# EXERCISE TASK
Extract all records. Keep each one exact.

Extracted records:

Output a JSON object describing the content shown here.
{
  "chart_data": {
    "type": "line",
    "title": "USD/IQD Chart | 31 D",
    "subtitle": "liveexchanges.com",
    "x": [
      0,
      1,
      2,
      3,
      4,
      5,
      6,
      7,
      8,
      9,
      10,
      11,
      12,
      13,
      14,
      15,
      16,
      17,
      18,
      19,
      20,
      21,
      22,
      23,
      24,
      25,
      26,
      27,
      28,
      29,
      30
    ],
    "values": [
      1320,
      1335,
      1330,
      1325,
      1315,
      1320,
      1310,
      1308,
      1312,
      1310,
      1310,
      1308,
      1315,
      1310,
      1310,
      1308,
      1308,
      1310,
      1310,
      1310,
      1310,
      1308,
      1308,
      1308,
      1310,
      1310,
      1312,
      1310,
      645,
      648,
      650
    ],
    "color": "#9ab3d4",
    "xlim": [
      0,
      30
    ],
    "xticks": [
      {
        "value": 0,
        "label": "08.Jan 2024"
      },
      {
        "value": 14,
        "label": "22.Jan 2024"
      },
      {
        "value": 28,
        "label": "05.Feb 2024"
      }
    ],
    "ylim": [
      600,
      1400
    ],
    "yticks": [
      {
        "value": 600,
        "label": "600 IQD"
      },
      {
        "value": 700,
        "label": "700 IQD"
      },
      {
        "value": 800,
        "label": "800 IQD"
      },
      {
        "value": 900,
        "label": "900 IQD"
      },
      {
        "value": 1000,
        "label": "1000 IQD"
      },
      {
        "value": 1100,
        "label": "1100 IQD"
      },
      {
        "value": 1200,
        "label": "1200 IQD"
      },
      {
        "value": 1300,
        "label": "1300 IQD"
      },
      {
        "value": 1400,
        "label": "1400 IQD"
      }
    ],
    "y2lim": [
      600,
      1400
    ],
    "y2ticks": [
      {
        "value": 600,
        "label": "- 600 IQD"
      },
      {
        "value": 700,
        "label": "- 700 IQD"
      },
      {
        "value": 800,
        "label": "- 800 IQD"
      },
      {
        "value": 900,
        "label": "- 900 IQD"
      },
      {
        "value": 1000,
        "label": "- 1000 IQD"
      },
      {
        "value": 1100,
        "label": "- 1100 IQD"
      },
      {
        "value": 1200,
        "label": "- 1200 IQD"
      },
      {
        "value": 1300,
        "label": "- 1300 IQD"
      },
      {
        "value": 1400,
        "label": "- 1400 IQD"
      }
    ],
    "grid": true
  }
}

# ANSWER FOR THIS EXERCISE
Output a JSON object describing the content shown here.
{
  "chart_data": {
    "type": "line",
    "title": "USD/IQD Chart | 31 D",
    "subtitle": "liveexchanges.com",
    "x": [
      0,
      1,
      2,
      3,
      4,
      5,
      6,
      7,
      8,
      9,
      10,
      11,
      12,
      13,
      14,
      15,
      16,
      17,
      18,
      19,
      20,
      21,
      22,
      23,
      24,
      25,
      26,
      27,
      28,
      29,
      30
    ],
    "values": [
      1320,
      1335,
      1330,
      1325,
      1315,
      1320,
      1310,
      1308,
      1312,
      1310,
      1310,
      1308,
      1315,
      1310,
      1310,
      1308,
      1308,
      1310,
      1310,
      1310,
      1310,
      1308,
      1308,
      1308,
      1310,
      1310,
      1312,
      1310,
      645,
      648,
      650
    ],
    "color": "#9ab3d4",
    "xlim": [
      0,
      30
    ],
    "xticks": [
      {
        "value": 0,
        "label": "08.Jan 2024"
      },
      {
        "value": 14,
        "label": "22.Jan 2024"
      },
      {
        "value": 28,
        "label": "05.Feb 2024"
      }
    ],
    "ylim": [
      600,
      1400
    ],
    "yticks": [
      {
        "value": 600,
        "label": "600 IQD"
      },
      {
        "value": 700,
        "label": "700 IQD"
      },
      {
        "value": 800,
        "label": "800 IQD"
      },
      {
        "value": 900,
        "label": "900 IQD"
      },
      {
        "value": 1000,
        "label": "1000 IQD"
      },
      {
        "value": 1100,
        "label": "1100 IQD"
      },
      {
        "value": 1200,
        "label": "1200 IQD"
      },
      {
        "value": 1300,
        "label": "1300 IQD"
      },
      {
        "value": 1400,
        "label": "1400 IQD"
      }
    ],
    "y2lim": [
      600,
      1400
    ],
    "y2ticks": [
      {
        "value": 600,
        "label": "- 600 IQD"
      },
      {
        "value": 700,
        "label": "- 700 IQD"
      },
      {
        "value": 800,
        "label": "- 800 IQD"
      },
      {
        "value": 900,
        "label": "- 900 IQD"
      },
      {
        "value": 1000,
        "label": "- 1000 IQD"
      },
      {
        "value": 1100,
        "label": "- 1100 IQD"
      },
      {
        "value": 1200,
        "label": "- 1200 IQD"
      },
      {
        "value": 1300,
        "label": "- 1300 IQD"
      },
      {
        "value": 1400,
        "label": "- 1400 IQD"
      }
    ],
    "grid": true
  }
}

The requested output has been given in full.